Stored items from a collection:
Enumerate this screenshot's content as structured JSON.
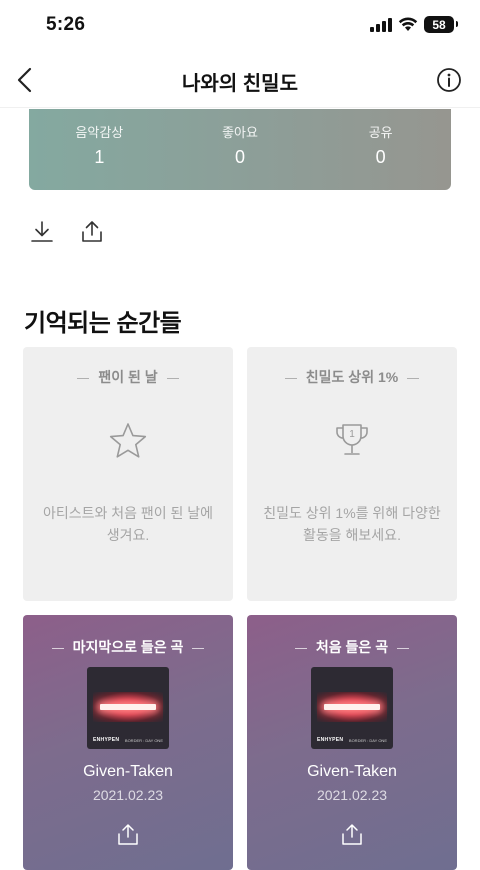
{
  "status_bar": {
    "time": "5:26",
    "battery": "58"
  },
  "header": {
    "title": "나와의 친밀도"
  },
  "stats": [
    {
      "label": "음악감상",
      "value": "1"
    },
    {
      "label": "좋아요",
      "value": "0"
    },
    {
      "label": "공유",
      "value": "0"
    }
  ],
  "section": {
    "title": "기억되는 순간들"
  },
  "cards": {
    "fan_day": {
      "title": "팬이 된 날",
      "description": "아티스트와 처음 팬이 된 날에 생겨요.",
      "icon": "star-icon"
    },
    "top_fan": {
      "title": "친밀도 상위 1%",
      "description": "친밀도 상위 1%를 위해 다양한 활동을 해보세요.",
      "icon": "trophy-icon"
    },
    "last_listened": {
      "title": "마지막으로 들은 곡",
      "song": "Given-Taken",
      "date": "2021.02.23",
      "album_brand": "ENHYPEN",
      "album_sub": "BORDER : DAY ONE"
    },
    "first_listened": {
      "title": "처음 들은 곡",
      "song": "Given-Taken",
      "date": "2021.02.23",
      "album_brand": "ENHYPEN",
      "album_sub": "BORDER : DAY ONE"
    }
  },
  "colors": {
    "stats_gradient_start": "#84a9a0",
    "stats_gradient_end": "#969690",
    "card_gray": "#efefef",
    "card_purple": "#7d6c8d"
  }
}
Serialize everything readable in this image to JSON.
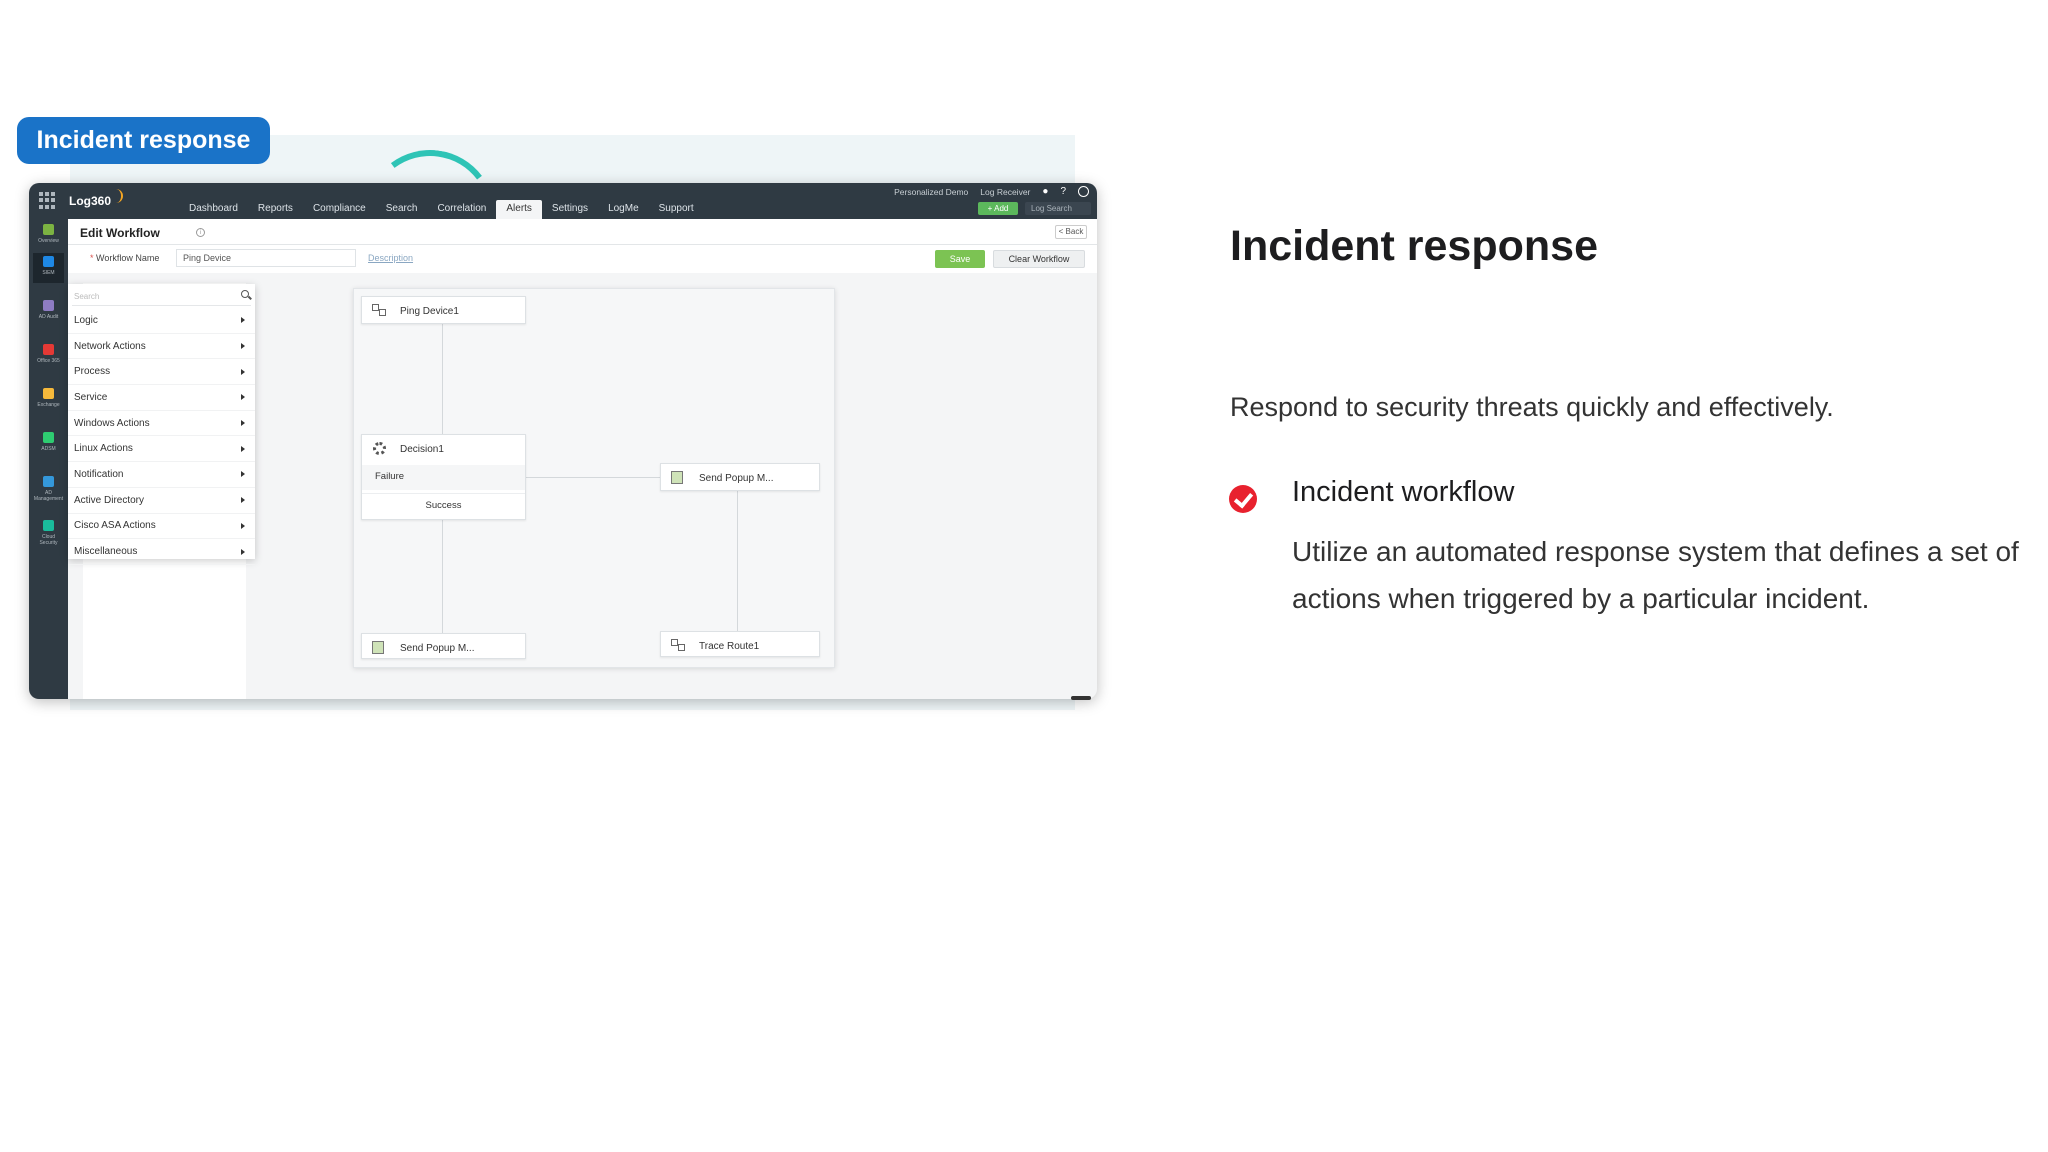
{
  "badge": {
    "label": "Incident response"
  },
  "app": {
    "name": "Log360",
    "nav_tabs": [
      {
        "label": "Dashboard"
      },
      {
        "label": "Reports"
      },
      {
        "label": "Compliance"
      },
      {
        "label": "Search"
      },
      {
        "label": "Correlation"
      },
      {
        "label": "Alerts",
        "active": true
      },
      {
        "label": "Settings"
      },
      {
        "label": "LogMe"
      },
      {
        "label": "Support"
      }
    ],
    "topright": {
      "demo": "Personalized Demo",
      "receiver": "Log Receiver",
      "help": "?",
      "add_label": "+ Add",
      "search_placeholder": "Log Search"
    },
    "left_nav": [
      {
        "label": "Overview",
        "color": "#7cb342"
      },
      {
        "label": "SIEM",
        "color": "#1e88e5"
      },
      {
        "label": "AD Audit",
        "color": "#8e7cc3"
      },
      {
        "label": "Office 365",
        "color": "#e53935"
      },
      {
        "label": "Exchange",
        "color": "#f6b93b"
      },
      {
        "label": "ADSM",
        "color": "#2ecc71"
      },
      {
        "label": "AD Management",
        "color": "#3498db"
      },
      {
        "label": "Cloud Security",
        "color": "#1abc9c"
      }
    ],
    "page": {
      "title": "Edit Workflow",
      "info": "i",
      "back_label": "< Back",
      "workflow_name_label": "Workflow Name",
      "workflow_name_value": "Ping Device",
      "description_link": "Description",
      "save_label": "Save",
      "clear_label": "Clear Workflow"
    },
    "palette": {
      "search_placeholder": "Search",
      "items": [
        "Logic",
        "Network Actions",
        "Process",
        "Service",
        "Windows Actions",
        "Linux Actions",
        "Notification",
        "Active Directory",
        "Cisco ASA Actions",
        "Miscellaneous"
      ]
    },
    "canvas": {
      "nodes": {
        "ping": "Ping Device1",
        "decision": "Decision1",
        "failure": "Failure",
        "success": "Success",
        "popup_right": "Send Popup M...",
        "popup_bottom": "Send Popup M...",
        "trace": "Trace Route1"
      }
    }
  },
  "right": {
    "title": "Incident response",
    "subtitle": "Respond to security threats quickly and effectively.",
    "feature": {
      "title": "Incident workflow",
      "description": "Utilize an automated response system that defines a set of actions when triggered by a particular incident."
    }
  },
  "colors": {
    "badge": "#1a73c8",
    "check": "#e8212e",
    "save": "#7cc353",
    "topbar": "#2f3a43"
  }
}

DESCRIPTION OF THE TASK
Restate each of the entries above word for word and skip every image.

REPLY
Enumerate this screenshot's content as structured JSON.
{
  "status_bar": {
    "time": "5:26",
    "battery": "58"
  },
  "header": {
    "title": "나와의 친밀도"
  },
  "stats": [
    {
      "label": "음악감상",
      "value": "1"
    },
    {
      "label": "좋아요",
      "value": "0"
    },
    {
      "label": "공유",
      "value": "0"
    }
  ],
  "section": {
    "title": "기억되는 순간들"
  },
  "cards": {
    "fan_day": {
      "title": "팬이 된 날",
      "description": "아티스트와 처음 팬이 된 날에 생겨요.",
      "icon": "star-icon"
    },
    "top_fan": {
      "title": "친밀도 상위 1%",
      "description": "친밀도 상위 1%를 위해 다양한 활동을 해보세요.",
      "icon": "trophy-icon"
    },
    "last_listened": {
      "title": "마지막으로 들은 곡",
      "song": "Given-Taken",
      "date": "2021.02.23",
      "album_brand": "ENHYPEN",
      "album_sub": "BORDER : DAY ONE"
    },
    "first_listened": {
      "title": "처음 들은 곡",
      "song": "Given-Taken",
      "date": "2021.02.23",
      "album_brand": "ENHYPEN",
      "album_sub": "BORDER : DAY ONE"
    }
  },
  "colors": {
    "stats_gradient_start": "#84a9a0",
    "stats_gradient_end": "#969690",
    "card_gray": "#efefef",
    "card_purple": "#7d6c8d"
  }
}
Serialize everything readable in this image to JSON.
{
  "badge": {
    "label": "Incident response"
  },
  "app": {
    "name": "Log360",
    "nav_tabs": [
      {
        "label": "Dashboard"
      },
      {
        "label": "Reports"
      },
      {
        "label": "Compliance"
      },
      {
        "label": "Search"
      },
      {
        "label": "Correlation"
      },
      {
        "label": "Alerts",
        "active": true
      },
      {
        "label": "Settings"
      },
      {
        "label": "LogMe"
      },
      {
        "label": "Support"
      }
    ],
    "topright": {
      "demo": "Personalized Demo",
      "receiver": "Log Receiver",
      "help": "?",
      "add_label": "+ Add",
      "search_placeholder": "Log Search"
    },
    "left_nav": [
      {
        "label": "Overview",
        "color": "#7cb342"
      },
      {
        "label": "SIEM",
        "color": "#1e88e5"
      },
      {
        "label": "AD Audit",
        "color": "#8e7cc3"
      },
      {
        "label": "Office 365",
        "color": "#e53935"
      },
      {
        "label": "Exchange",
        "color": "#f6b93b"
      },
      {
        "label": "ADSM",
        "color": "#2ecc71"
      },
      {
        "label": "AD Management",
        "color": "#3498db"
      },
      {
        "label": "Cloud Security",
        "color": "#1abc9c"
      }
    ],
    "page": {
      "title": "Edit Workflow",
      "info": "i",
      "back_label": "< Back",
      "workflow_name_label": "Workflow Name",
      "workflow_name_value": "Ping Device",
      "description_link": "Description",
      "save_label": "Save",
      "clear_label": "Clear Workflow"
    },
    "palette": {
      "search_placeholder": "Search",
      "items": [
        "Logic",
        "Network Actions",
        "Process",
        "Service",
        "Windows Actions",
        "Linux Actions",
        "Notification",
        "Active Directory",
        "Cisco ASA Actions",
        "Miscellaneous"
      ]
    },
    "canvas": {
      "nodes": {
        "ping": "Ping Device1",
        "decision": "Decision1",
        "failure": "Failure",
        "success": "Success",
        "popup_right": "Send Popup M...",
        "popup_bottom": "Send Popup M...",
        "trace": "Trace Route1"
      }
    }
  },
  "right": {
    "title": "Incident response",
    "subtitle": "Respond to security threats quickly and effectively.",
    "feature": {
      "title": "Incident workflow",
      "description": "Utilize an automated response system that defines a set of actions when triggered by a particular incident."
    }
  },
  "colors": {
    "badge": "#1a73c8",
    "check": "#e8212e",
    "save": "#7cc353",
    "topbar": "#2f3a43"
  }
}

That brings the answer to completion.